What you need to do: Can you output the material exactly as written, minus any pictures it holds?

Data rows:
============================================================

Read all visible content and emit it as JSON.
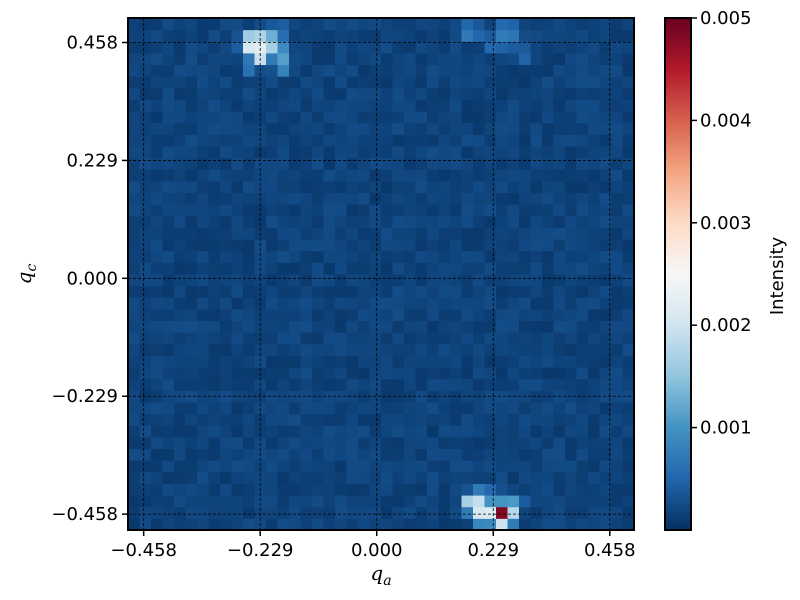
{
  "chart_data": {
    "type": "heatmap",
    "title": "",
    "xlabel_main": "q",
    "xlabel_sub": "a",
    "ylabel_main": "q",
    "ylabel_sub": "c",
    "xlim": [
      -0.4888,
      0.5056
    ],
    "ylim": [
      -0.4888,
      0.5056
    ],
    "x_ticks": [
      -0.458,
      -0.229,
      0.0,
      0.229,
      0.458
    ],
    "x_tick_labels": [
      "−0.458",
      "−0.229",
      "0.000",
      "0.229",
      "0.458"
    ],
    "y_ticks": [
      -0.458,
      -0.229,
      0.0,
      0.229,
      0.458
    ],
    "y_tick_labels": [
      "−0.458",
      "−0.229",
      "0.000",
      "0.229",
      "0.458"
    ],
    "grid": true,
    "grid_style": "dashed",
    "colormap": "RdBu_r",
    "colormap_stops": [
      "#053061",
      "#2166ac",
      "#4393c3",
      "#92c5de",
      "#d1e5f0",
      "#f7f7f7",
      "#fddbc7",
      "#f4a582",
      "#d6604d",
      "#b2182b",
      "#67001f"
    ],
    "color_range": [
      0.0,
      0.005
    ],
    "colorbar": {
      "label": "Intensity",
      "ticks": [
        0.001,
        0.002,
        0.003,
        0.004,
        0.005
      ],
      "tick_labels": [
        "0.001",
        "0.002",
        "0.003",
        "0.004",
        "0.005"
      ]
    },
    "grid_size": [
      44,
      44
    ],
    "cell_size": 0.0226,
    "background_level": 0.0002,
    "peaks": [
      {
        "qa": -0.229,
        "qc": 0.458,
        "value": 0.0027
      },
      {
        "qa": -0.248,
        "qc": 0.458,
        "value": 0.0026
      },
      {
        "qa": -0.206,
        "qc": 0.458,
        "value": 0.002
      },
      {
        "qa": -0.229,
        "qc": 0.436,
        "value": 0.0024
      },
      {
        "qa": -0.186,
        "qc": 0.436,
        "value": 0.0014
      },
      {
        "qa": -0.248,
        "qc": 0.436,
        "value": 0.0009
      },
      {
        "qa": -0.206,
        "qc": 0.436,
        "value": 0.0009
      },
      {
        "qa": -0.186,
        "qc": 0.413,
        "value": 0.001
      },
      {
        "qa": -0.248,
        "qc": 0.413,
        "value": 0.0008
      },
      {
        "qa": -0.186,
        "qc": 0.48,
        "value": 0.0007
      },
      {
        "qa": -0.206,
        "qc": 0.48,
        "value": 0.0006
      },
      {
        "qa": 0.248,
        "qc": -0.458,
        "value": 0.005
      },
      {
        "qa": 0.229,
        "qc": -0.458,
        "value": 0.0024
      },
      {
        "qa": 0.206,
        "qc": -0.458,
        "value": 0.0023
      },
      {
        "qa": 0.206,
        "qc": -0.436,
        "value": 0.0021
      },
      {
        "qa": 0.186,
        "qc": -0.436,
        "value": 0.002
      },
      {
        "qa": 0.271,
        "qc": -0.436,
        "value": 0.0011
      },
      {
        "qa": 0.229,
        "qc": -0.436,
        "value": 0.0009
      },
      {
        "qa": 0.248,
        "qc": -0.436,
        "value": 0.0008
      },
      {
        "qa": 0.206,
        "qc": -0.413,
        "value": 0.0008
      },
      {
        "qa": 0.229,
        "qc": -0.413,
        "value": 0.0006
      },
      {
        "qa": 0.186,
        "qc": 0.48,
        "value": 0.001
      },
      {
        "qa": 0.248,
        "qc": 0.48,
        "value": 0.0009
      },
      {
        "qa": 0.271,
        "qc": 0.48,
        "value": 0.0008
      },
      {
        "qa": 0.229,
        "qc": 0.458,
        "value": 0.0007
      },
      {
        "qa": 0.248,
        "qc": 0.458,
        "value": 0.0006
      },
      {
        "qa": 0.271,
        "qc": 0.458,
        "value": 0.0005
      },
      {
        "qa": 0.292,
        "qc": 0.436,
        "value": 0.0006
      }
    ]
  }
}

============================================================

Task solution:
Read all visible content and emit it as JSON.
{
  "chart_data": {
    "type": "heatmap",
    "title": "",
    "xlabel_main": "q",
    "xlabel_sub": "a",
    "ylabel_main": "q",
    "ylabel_sub": "c",
    "xlim": [
      -0.4888,
      0.5056
    ],
    "ylim": [
      -0.4888,
      0.5056
    ],
    "x_ticks": [
      -0.458,
      -0.229,
      0.0,
      0.229,
      0.458
    ],
    "x_tick_labels": [
      "−0.458",
      "−0.229",
      "0.000",
      "0.229",
      "0.458"
    ],
    "y_ticks": [
      -0.458,
      -0.229,
      0.0,
      0.229,
      0.458
    ],
    "y_tick_labels": [
      "−0.458",
      "−0.229",
      "0.000",
      "0.229",
      "0.458"
    ],
    "grid": true,
    "grid_style": "dashed",
    "colormap": "RdBu_r",
    "colormap_stops": [
      "#053061",
      "#2166ac",
      "#4393c3",
      "#92c5de",
      "#d1e5f0",
      "#f7f7f7",
      "#fddbc7",
      "#f4a582",
      "#d6604d",
      "#b2182b",
      "#67001f"
    ],
    "color_range": [
      0.0,
      0.005
    ],
    "colorbar": {
      "label": "Intensity",
      "ticks": [
        0.001,
        0.002,
        0.003,
        0.004,
        0.005
      ],
      "tick_labels": [
        "0.001",
        "0.002",
        "0.003",
        "0.004",
        "0.005"
      ]
    },
    "grid_size": [
      44,
      44
    ],
    "cell_size": 0.0226,
    "background_level": 0.0002,
    "peaks": [
      {
        "qa": -0.229,
        "qc": 0.458,
        "value": 0.0027
      },
      {
        "qa": -0.248,
        "qc": 0.458,
        "value": 0.0026
      },
      {
        "qa": -0.206,
        "qc": 0.458,
        "value": 0.002
      },
      {
        "qa": -0.229,
        "qc": 0.436,
        "value": 0.0024
      },
      {
        "qa": -0.186,
        "qc": 0.436,
        "value": 0.0014
      },
      {
        "qa": -0.248,
        "qc": 0.436,
        "value": 0.0009
      },
      {
        "qa": -0.206,
        "qc": 0.436,
        "value": 0.0009
      },
      {
        "qa": -0.186,
        "qc": 0.413,
        "value": 0.001
      },
      {
        "qa": -0.248,
        "qc": 0.413,
        "value": 0.0008
      },
      {
        "qa": -0.186,
        "qc": 0.48,
        "value": 0.0007
      },
      {
        "qa": -0.206,
        "qc": 0.48,
        "value": 0.0006
      },
      {
        "qa": 0.248,
        "qc": -0.458,
        "value": 0.005
      },
      {
        "qa": 0.229,
        "qc": -0.458,
        "value": 0.0024
      },
      {
        "qa": 0.206,
        "qc": -0.458,
        "value": 0.0023
      },
      {
        "qa": 0.206,
        "qc": -0.436,
        "value": 0.0021
      },
      {
        "qa": 0.186,
        "qc": -0.436,
        "value": 0.002
      },
      {
        "qa": 0.271,
        "qc": -0.436,
        "value": 0.0011
      },
      {
        "qa": 0.229,
        "qc": -0.436,
        "value": 0.0009
      },
      {
        "qa": 0.248,
        "qc": -0.436,
        "value": 0.0008
      },
      {
        "qa": 0.206,
        "qc": -0.413,
        "value": 0.0008
      },
      {
        "qa": 0.229,
        "qc": -0.413,
        "value": 0.0006
      },
      {
        "qa": 0.186,
        "qc": 0.48,
        "value": 0.001
      },
      {
        "qa": 0.248,
        "qc": 0.48,
        "value": 0.0009
      },
      {
        "qa": 0.271,
        "qc": 0.48,
        "value": 0.0008
      },
      {
        "qa": 0.229,
        "qc": 0.458,
        "value": 0.0007
      },
      {
        "qa": 0.248,
        "qc": 0.458,
        "value": 0.0006
      },
      {
        "qa": 0.271,
        "qc": 0.458,
        "value": 0.0005
      },
      {
        "qa": 0.292,
        "qc": 0.436,
        "value": 0.0006
      }
    ]
  }
}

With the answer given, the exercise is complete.